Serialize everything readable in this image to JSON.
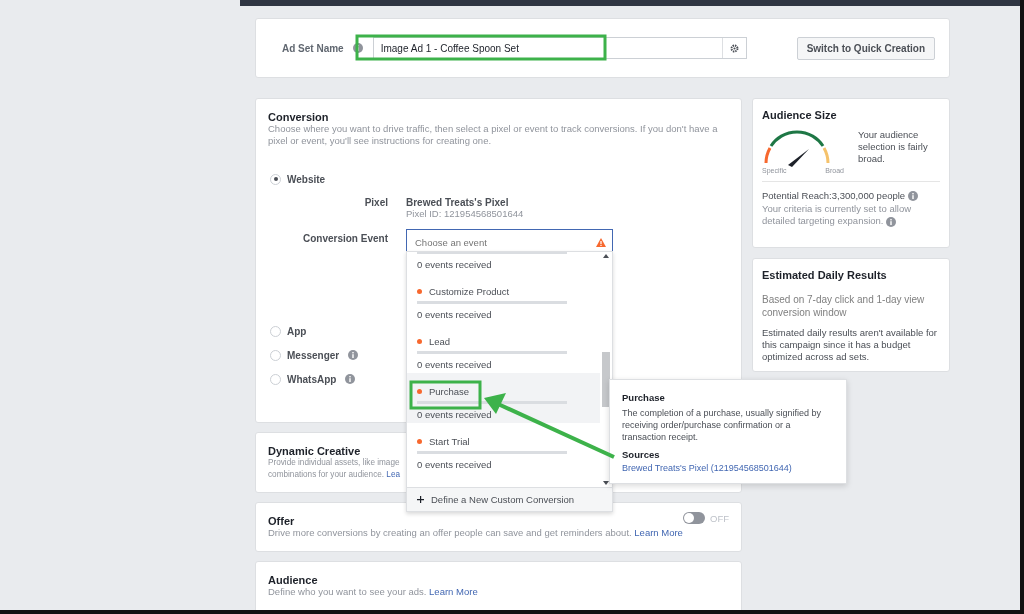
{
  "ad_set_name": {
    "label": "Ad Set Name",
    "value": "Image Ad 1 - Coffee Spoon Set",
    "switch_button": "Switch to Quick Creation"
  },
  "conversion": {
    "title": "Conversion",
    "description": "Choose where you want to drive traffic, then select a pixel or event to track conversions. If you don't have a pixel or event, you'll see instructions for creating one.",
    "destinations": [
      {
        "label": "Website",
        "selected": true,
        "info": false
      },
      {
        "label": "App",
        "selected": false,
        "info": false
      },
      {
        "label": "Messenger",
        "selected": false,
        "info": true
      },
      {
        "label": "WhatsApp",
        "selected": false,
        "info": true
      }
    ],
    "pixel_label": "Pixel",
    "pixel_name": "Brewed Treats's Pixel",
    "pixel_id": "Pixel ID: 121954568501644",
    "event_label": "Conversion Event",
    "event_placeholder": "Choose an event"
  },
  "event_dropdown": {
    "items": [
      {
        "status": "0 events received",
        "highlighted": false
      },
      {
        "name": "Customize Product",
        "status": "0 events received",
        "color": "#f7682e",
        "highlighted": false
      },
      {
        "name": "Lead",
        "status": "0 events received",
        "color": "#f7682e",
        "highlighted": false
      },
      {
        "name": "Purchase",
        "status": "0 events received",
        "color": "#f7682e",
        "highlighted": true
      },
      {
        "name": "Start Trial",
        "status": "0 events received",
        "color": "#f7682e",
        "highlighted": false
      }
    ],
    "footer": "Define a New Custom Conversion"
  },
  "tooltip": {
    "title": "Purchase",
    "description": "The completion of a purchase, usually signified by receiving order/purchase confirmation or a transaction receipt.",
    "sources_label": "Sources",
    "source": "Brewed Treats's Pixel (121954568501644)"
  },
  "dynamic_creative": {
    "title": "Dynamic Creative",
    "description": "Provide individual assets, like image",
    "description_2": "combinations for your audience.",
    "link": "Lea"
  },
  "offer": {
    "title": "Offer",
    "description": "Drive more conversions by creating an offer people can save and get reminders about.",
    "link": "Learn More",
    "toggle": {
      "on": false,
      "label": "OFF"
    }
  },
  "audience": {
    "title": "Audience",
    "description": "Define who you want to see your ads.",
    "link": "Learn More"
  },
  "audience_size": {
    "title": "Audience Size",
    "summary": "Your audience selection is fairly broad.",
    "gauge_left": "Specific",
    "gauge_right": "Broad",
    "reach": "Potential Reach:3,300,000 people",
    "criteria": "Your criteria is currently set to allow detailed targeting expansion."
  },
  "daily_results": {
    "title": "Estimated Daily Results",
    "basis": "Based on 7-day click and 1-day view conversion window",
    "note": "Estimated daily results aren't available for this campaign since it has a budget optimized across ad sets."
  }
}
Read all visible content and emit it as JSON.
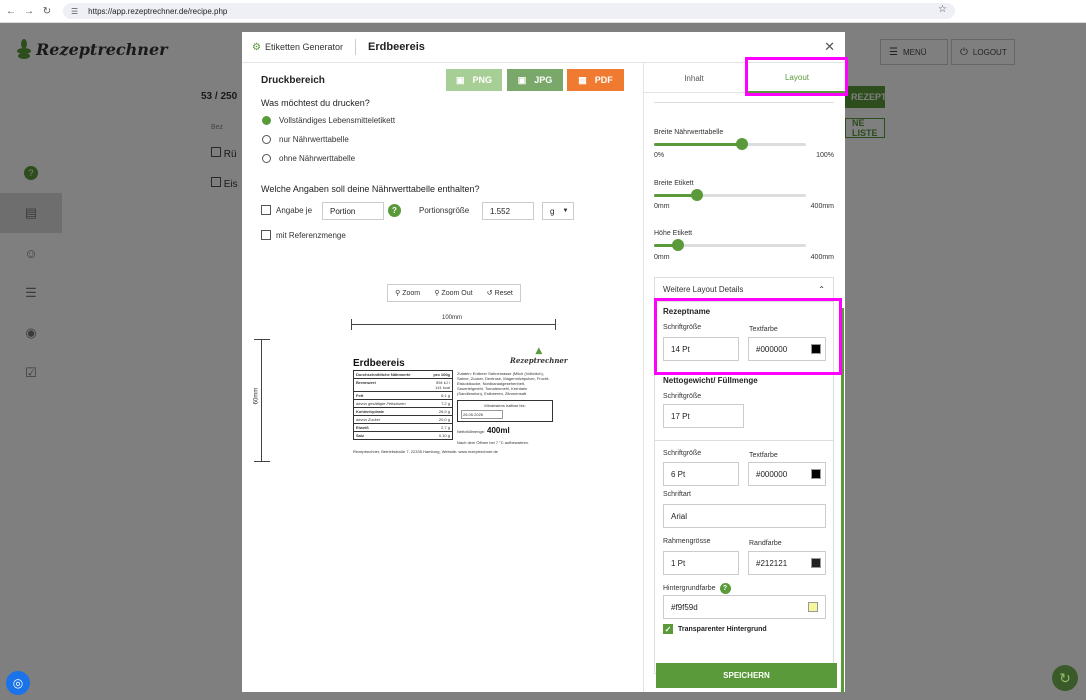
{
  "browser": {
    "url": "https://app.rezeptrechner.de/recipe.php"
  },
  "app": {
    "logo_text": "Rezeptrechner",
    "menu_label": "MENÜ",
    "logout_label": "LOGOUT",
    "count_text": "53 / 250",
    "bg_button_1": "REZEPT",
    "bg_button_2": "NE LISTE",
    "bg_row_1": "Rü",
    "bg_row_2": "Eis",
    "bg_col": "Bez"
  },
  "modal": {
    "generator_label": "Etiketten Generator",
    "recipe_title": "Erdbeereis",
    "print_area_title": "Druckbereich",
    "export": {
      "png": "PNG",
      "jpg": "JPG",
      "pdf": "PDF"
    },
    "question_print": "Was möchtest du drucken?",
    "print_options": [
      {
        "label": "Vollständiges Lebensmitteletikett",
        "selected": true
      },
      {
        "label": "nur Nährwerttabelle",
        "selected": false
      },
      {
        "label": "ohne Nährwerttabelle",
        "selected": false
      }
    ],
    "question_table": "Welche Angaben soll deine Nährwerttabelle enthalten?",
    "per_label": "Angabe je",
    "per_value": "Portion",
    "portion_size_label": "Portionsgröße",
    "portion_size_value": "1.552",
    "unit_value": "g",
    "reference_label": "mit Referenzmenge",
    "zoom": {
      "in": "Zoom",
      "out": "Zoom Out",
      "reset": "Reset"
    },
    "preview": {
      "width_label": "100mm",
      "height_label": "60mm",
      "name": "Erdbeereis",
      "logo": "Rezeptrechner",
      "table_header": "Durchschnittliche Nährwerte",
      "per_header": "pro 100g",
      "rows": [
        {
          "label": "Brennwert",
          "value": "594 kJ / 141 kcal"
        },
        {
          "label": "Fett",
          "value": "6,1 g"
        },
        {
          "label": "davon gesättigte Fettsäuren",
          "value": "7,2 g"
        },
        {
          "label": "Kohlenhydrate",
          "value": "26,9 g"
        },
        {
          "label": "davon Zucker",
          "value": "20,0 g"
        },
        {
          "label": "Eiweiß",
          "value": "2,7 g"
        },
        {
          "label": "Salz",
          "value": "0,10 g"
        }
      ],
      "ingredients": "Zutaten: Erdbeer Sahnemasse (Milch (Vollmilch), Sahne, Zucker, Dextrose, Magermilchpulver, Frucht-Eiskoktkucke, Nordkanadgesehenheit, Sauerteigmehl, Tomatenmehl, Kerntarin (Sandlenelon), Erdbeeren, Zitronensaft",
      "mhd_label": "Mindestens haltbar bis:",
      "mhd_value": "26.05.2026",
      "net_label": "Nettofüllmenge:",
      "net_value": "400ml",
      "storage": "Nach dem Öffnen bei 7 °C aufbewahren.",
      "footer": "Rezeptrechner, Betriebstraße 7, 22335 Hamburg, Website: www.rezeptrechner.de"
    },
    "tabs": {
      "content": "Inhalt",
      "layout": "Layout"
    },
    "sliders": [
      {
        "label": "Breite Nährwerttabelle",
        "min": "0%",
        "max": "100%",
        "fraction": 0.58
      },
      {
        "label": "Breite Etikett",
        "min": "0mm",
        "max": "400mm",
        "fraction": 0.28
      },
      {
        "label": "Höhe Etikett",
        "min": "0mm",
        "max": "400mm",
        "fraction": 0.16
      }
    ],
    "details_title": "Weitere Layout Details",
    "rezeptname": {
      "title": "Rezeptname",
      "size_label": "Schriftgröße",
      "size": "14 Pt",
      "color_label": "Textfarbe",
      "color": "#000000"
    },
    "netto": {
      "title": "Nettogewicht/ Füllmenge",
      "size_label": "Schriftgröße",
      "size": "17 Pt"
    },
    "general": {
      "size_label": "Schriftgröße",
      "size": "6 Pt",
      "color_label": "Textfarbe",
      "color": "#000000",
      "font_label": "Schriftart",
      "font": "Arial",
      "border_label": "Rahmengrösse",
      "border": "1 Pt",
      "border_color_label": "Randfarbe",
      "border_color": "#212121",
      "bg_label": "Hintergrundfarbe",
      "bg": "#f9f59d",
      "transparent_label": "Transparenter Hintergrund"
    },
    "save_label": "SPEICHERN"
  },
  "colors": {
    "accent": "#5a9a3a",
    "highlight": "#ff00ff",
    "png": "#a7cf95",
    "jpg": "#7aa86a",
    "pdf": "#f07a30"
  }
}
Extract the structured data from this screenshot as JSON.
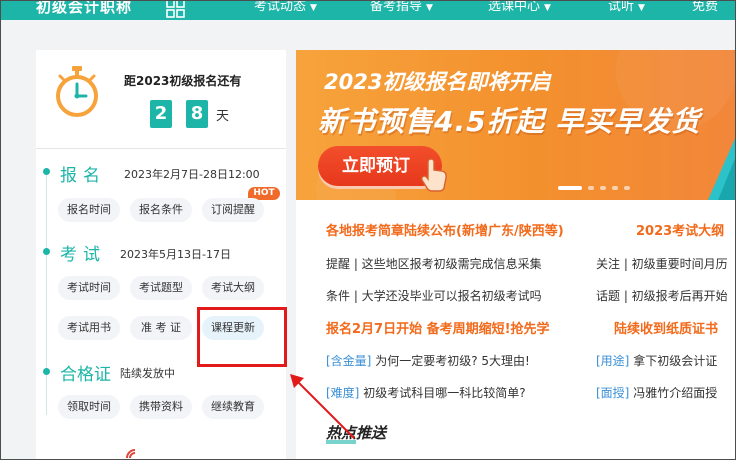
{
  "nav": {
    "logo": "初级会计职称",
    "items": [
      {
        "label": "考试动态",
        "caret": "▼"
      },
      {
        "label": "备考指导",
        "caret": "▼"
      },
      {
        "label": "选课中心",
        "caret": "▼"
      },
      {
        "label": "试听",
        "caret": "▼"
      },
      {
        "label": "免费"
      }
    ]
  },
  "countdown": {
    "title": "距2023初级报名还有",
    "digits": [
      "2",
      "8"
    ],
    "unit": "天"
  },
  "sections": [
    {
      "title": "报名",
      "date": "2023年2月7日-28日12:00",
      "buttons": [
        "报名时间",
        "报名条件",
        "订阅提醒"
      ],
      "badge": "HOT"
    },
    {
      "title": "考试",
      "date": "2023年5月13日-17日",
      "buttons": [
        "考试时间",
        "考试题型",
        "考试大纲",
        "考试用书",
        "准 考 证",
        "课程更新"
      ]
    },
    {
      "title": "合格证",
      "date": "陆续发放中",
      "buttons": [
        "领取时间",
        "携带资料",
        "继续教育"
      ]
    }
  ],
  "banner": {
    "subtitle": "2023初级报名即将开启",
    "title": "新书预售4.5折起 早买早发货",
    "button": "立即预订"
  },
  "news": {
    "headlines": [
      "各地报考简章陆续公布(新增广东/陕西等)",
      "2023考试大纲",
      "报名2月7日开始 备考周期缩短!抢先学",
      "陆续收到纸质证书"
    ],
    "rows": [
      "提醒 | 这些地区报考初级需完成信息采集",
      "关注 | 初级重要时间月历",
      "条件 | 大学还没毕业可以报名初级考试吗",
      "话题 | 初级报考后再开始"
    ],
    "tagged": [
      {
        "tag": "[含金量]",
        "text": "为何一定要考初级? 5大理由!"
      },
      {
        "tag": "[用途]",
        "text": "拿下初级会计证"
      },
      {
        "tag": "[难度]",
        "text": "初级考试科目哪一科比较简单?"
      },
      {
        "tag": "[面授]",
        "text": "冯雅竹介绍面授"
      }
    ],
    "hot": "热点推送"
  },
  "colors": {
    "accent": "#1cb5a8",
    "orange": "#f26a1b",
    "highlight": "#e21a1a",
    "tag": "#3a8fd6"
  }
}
---+---
YOUR OBJECTIVE — Gather each line in these records that contains the string "want".

SOLUTION TO THIS PROBLEM —
    "description": "Choose where you want to drive traffic, then select a pixel or event to track conversions. If you don't have a pixel or event, you'll see instructions for creating one.",
    "description": "Define who you want to see your ads.",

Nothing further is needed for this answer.